_Directions:_
From the entries that follow, pick out all lines holding "frac".

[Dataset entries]
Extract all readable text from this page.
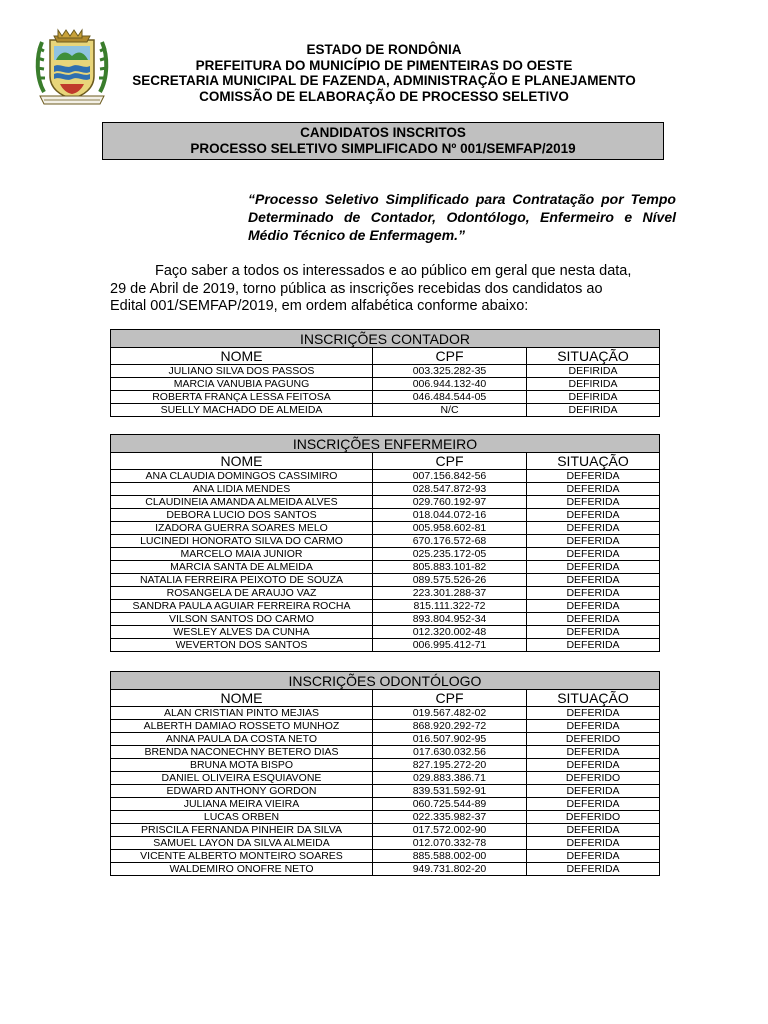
ESTADO DE RONDÔNIA
PREFEITURA DO MUNICÍPIO DE PIMENTEIRAS DO OESTE
SECRETARIA MUNICIPAL DE FAZENDA, ADMINISTRAÇÃO E PLANEJAMENTO
COMISSÃO DE ELABORAÇÃO DE PROCESSO SELETIVO
CANDIDATOS INSCRITOS
PROCESSO SELETIVO SIMPLIFICADO Nº 001/SEMFAP/2019
“Processo Seletivo Simplificado para Contratação por Tempo Determinado de Contador, Odontólogo, Enfermeiro e Nível Médio Técnico de Enfermagem.”
Faço saber a todos os interessados e ao público em geral que nesta data,
29 de Abril de 2019, torno pública as inscrições recebidas dos candidatos ao
Edital 001/SEMFAP/2019, em ordem alfabética conforme abaixo:
INSCRIÇÕES CONTADOR		
NOME	CPF	SITUAÇÃO
JULIANO SILVA DOS PASSOS	003.325.282-35	DEFIRIDA
MARCIA VANUBIA PAGUNG	006.944.132-40	DEFIRIDA
ROBERTA FRANÇA LESSA FEITOSA	046.484.544-05	DEFIRIDA
SUELLY MACHADO DE ALMEIDA	N/C	DEFIRIDA
INSCRIÇÕES ENFERMEIRO		
NOME	CPF	SITUAÇÃO
ANA CLAUDIA DOMINGOS CASSIMIRO	007.156.842-56	DEFERIDA
ANA LIDIA MENDES	028.547.872-93	DEFERIDA
CLAUDINEIA AMANDA ALMEIDA ALVES	029.760.192-97	DEFERIDA
DEBORA LUCIO DOS SANTOS	018.044.072-16	DEFERIDA
IZADORA GUERRA SOARES MELO	005.958.602-81	DEFERIDA
LUCINEDI HONORATO SILVA DO CARMO	670.176.572-68	DEFERIDA
MARCELO MAIA JUNIOR	025.235.172-05	DEFERIDA
MARCIA SANTA DE ALMEIDA	805.883.101-82	DEFERIDA
NATALIA FERREIRA PEIXOTO DE SOUZA	089.575.526-26	DEFERIDA
ROSANGELA DE ARAUJO VAZ	223.301.288-37	DEFERIDA
SANDRA PAULA AGUIAR FERREIRA ROCHA	815.111.322-72	DEFERIDA
VILSON SANTOS DO CARMO	893.804.952-34	DEFERIDA
WESLEY ALVES DA CUNHA	012.320.002-48	DEFERIDA
WEVERTON DOS SANTOS	006.995.412-71	DEFERIDA
INSCRIÇÕES ODONTÓLOGO		
NOME	CPF	SITUAÇÃO
ALAN CRISTIAN PINTO MEJIAS	019.567.482-02	DEFERIDA
ALBERTH DAMIAO ROSSETO MUNHOZ	868.920.292-72	DEFERIDA
ANNA PAULA DA COSTA NETO	016.507.902-95	DEFERIDO
BRENDA NACONECHNY BETERO DIAS	017.630.032.56	DEFERIDA
BRUNA MOTA BISPO	827.195.272-20	DEFERIDA
DANIEL OLIVEIRA ESQUIAVONE	029.883.386.71	DEFERIDO
EDWARD ANTHONY GORDON	839.531.592-91	DEFERIDA
JULIANA MEIRA VIEIRA	060.725.544-89	DEFERIDA
LUCAS ORBEN	022.335.982-37	DEFERIDO
PRISCILA FERNANDA PINHEIR DA SILVA	017.572.002-90	DEFERIDA
SAMUEL LAYON DA SILVA ALMEIDA	012.070.332-78	DEFERIDA
VICENTE ALBERTO MONTEIRO SOARES	885.588.002-00	DEFERIDA
WALDEMIRO ONOFRE NETO	949.731.802-20	DEFERIDA
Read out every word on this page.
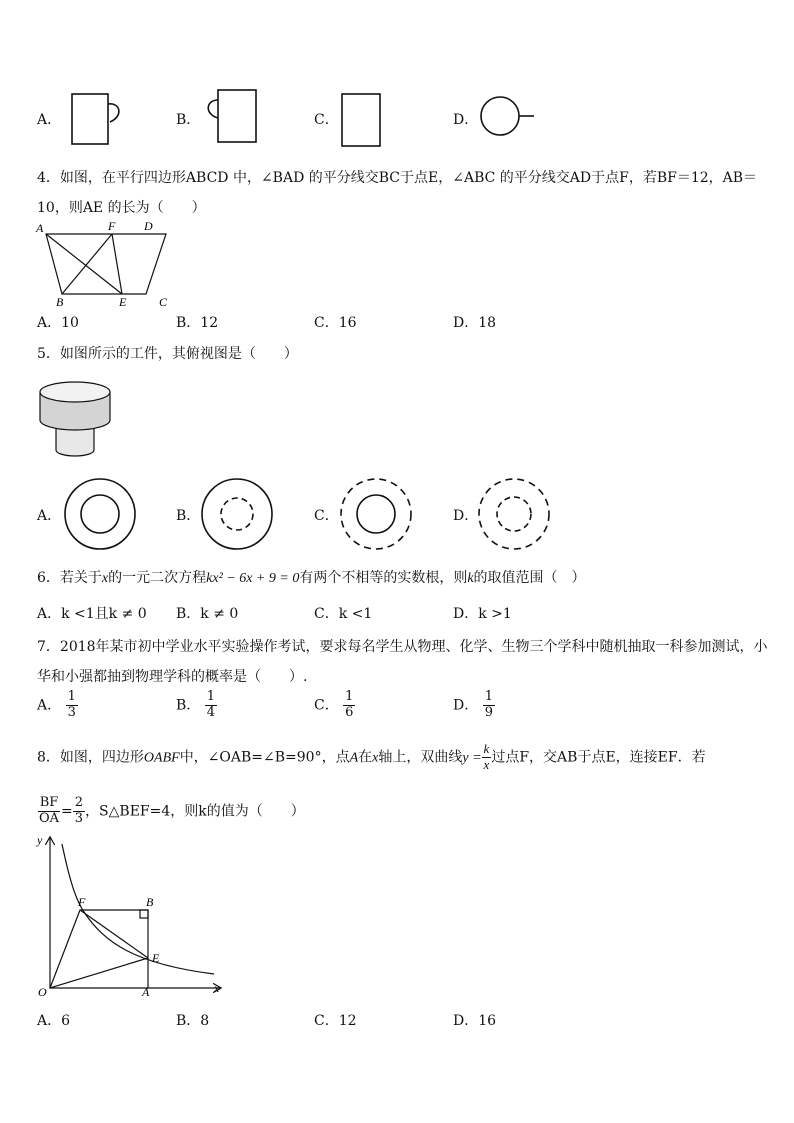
A．	B．	C．	D．
4．如图，在平行四边形ABCD 中，∠BAD 的平分线交BC于点E，∠ABC 的平分线交AD于点F，若BF＝12，AB＝
10，则AE 的长为（　　）
A	F D
B	E	C
A．10	B．12	C．16	D．18
5．如图所示的工件，其俯视图是（　　）
A．	B．	C．	D．
6．若关于x的一元二次方程kx² − 6x + 9 = 0有两个不相等的实数根，则k的取值范围（　）
A．k <1且k ≠ 0 B．k ≠ 0	C．k <1	D．k >1
7．2018年某市初中学业水平实验操作考试，要求每名学生从物理、化学、生物三个学科中随机抽取一科参加测试，小
华和小强都抽到物理学科的概率是（　　）.
A． $\frac{1}{3}$	B． $\frac{1}{4}$	C． $\frac{1}{6}$	D． $\frac{1}{9}$
8．如图，四边形OABF中，∠OAB=∠B=90°，点A在x轴上，双曲线$y = \frac{k}{x}$ 过点F，交AB于点E，连接EF．若
$\frac{BF}{OA} = \frac{2}{3}$ ，S△BEF=4，则k的值为（　　）
y
F	B
E
O	A	x
A．6	B．8	C．12	D．16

_Final result:_
A． $\frac{1}{3}$	B． $\frac{1}{4}$	C． $\frac{1}{6}$	D． $\frac{1}{9}$
8．如图，四边形OABF中，∠OAB=∠B=90°，点A在x轴上，双曲线$y = \frac{k}{x}$ 过点F，交AB于点E，连接EF．若
$\frac{BF}{OA} = \frac{2}{3}$ ，S△BEF=4，则k的值为（　　）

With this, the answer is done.